▶ **WORK TO COMPLETE**
1. From the Nightingale page, list every voice and instrument that this version of the piece is scored for.
2. Answer these questions using the Nightingale page, one answer per line:
(a) In what year was this version composed?
(b) Who commissioned this version?
(c) What voice and instrument was the original "Four Songs from Hafez" written for?
3. Carry on the program note on the Nightingale page from the end of its last sentence.

▶ **SOURCE TEXT**

- - -

Nightingale

for soprano, descant recorder, oboe, violin, cello and harpsichord

 

Composition Date: 2009

Duration: 4'

 

Text: Hafez trans. Jila Peacock

Information:

 

This version of Nightingale was commissioned by Lake District Summer Music.

 

 

Programme Note:

 

NIGHTINGALE

version for soprano, descant recorder, oboe, violin, cello and harpsichord (2009)

 

from ‘Four Songs from Hafez’ for tenor and piano 2007

texts: Divan-e-Hafez, translated by Jila Peacock

 

 

 

The four songs, of which Nightingale is the first, are settings of the 14th century Persian Sufi poet, each using a bird or animal to describe separation from, and longing for, the Beloved.

 

I chose these texts after seeing Jila Peacock’s extraordinary book, Ten Poems from Hafez,  in which the whole Persian text of each poem has been designed in the shape of the animal mentioned by Hafez in the text, and set alongside a new English translation by the artist.

- - -

▶ **Stored items**
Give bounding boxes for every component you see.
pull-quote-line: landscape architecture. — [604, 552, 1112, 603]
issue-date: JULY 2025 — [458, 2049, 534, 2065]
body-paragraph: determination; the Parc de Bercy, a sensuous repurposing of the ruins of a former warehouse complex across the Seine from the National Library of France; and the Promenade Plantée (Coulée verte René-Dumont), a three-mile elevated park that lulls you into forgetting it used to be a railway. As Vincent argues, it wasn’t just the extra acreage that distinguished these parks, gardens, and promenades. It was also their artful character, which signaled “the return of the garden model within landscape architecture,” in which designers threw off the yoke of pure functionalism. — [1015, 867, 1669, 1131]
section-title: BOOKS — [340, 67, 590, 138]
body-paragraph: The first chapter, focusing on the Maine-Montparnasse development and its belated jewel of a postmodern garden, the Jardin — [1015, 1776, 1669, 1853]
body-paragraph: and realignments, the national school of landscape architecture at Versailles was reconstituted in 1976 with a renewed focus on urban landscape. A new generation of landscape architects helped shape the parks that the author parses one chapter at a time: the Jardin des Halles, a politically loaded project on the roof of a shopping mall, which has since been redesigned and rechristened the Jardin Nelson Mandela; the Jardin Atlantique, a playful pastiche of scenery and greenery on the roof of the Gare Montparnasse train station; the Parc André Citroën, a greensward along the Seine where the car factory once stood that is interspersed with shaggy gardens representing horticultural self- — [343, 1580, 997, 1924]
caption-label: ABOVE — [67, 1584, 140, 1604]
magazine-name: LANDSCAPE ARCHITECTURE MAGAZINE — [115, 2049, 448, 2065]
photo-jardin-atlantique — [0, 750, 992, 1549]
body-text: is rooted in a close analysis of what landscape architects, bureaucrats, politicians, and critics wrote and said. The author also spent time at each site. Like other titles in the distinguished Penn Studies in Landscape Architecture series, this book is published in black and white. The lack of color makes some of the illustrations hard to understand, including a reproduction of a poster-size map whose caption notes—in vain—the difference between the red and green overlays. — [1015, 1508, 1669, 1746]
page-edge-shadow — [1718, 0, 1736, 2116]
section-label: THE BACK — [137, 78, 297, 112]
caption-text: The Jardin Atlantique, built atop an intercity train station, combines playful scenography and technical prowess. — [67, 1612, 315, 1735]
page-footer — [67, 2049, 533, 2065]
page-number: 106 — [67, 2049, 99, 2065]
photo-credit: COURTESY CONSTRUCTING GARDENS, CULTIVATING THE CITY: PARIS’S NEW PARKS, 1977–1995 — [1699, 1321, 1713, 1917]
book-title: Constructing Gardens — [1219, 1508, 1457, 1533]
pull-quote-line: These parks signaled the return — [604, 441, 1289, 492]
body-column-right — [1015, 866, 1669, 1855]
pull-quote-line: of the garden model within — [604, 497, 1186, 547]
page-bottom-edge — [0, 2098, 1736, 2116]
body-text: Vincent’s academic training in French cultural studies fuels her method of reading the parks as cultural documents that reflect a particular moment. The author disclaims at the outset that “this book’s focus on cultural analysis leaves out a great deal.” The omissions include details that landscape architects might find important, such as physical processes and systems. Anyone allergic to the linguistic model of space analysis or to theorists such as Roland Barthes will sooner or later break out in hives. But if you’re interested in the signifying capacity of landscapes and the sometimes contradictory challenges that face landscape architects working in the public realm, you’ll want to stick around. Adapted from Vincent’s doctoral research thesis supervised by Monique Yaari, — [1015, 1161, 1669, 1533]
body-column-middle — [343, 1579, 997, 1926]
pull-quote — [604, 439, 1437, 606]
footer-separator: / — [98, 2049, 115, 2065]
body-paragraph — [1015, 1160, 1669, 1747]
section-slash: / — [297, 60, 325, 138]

- - -

▶ **RESULTS OF THE EXERCISE**
1. Soprano, descant recorder, oboe, violin, cello, harpsichord

2.
(a) 2009
(b) Lake District Summer Music
(c) Tenor and piano

3.
Several more pieces arose from these texts, including an oratorio, The Lion and the Deer, and a concertante work for viola, harp and string quartet with amateur string orchestra, entitled Rhapsody on Themes from Hafez.

 

In this new version, Nightingale is set against an ostinato accompaniment on the harpsichord, with the recorder creating the bird’s song. The other instruments interject with lyrical phrases and echoes of the accompaniment.

 

The four songs were originally commissioned by Leeds Lieder+ with funds partly provided by the RVW Trust, and first performed by Mark Padmore and Roger Vignoles at Leeds College of Music, on 12th October 2007.

 

This version of Nightingale was commissioned by Lake District Summer Music.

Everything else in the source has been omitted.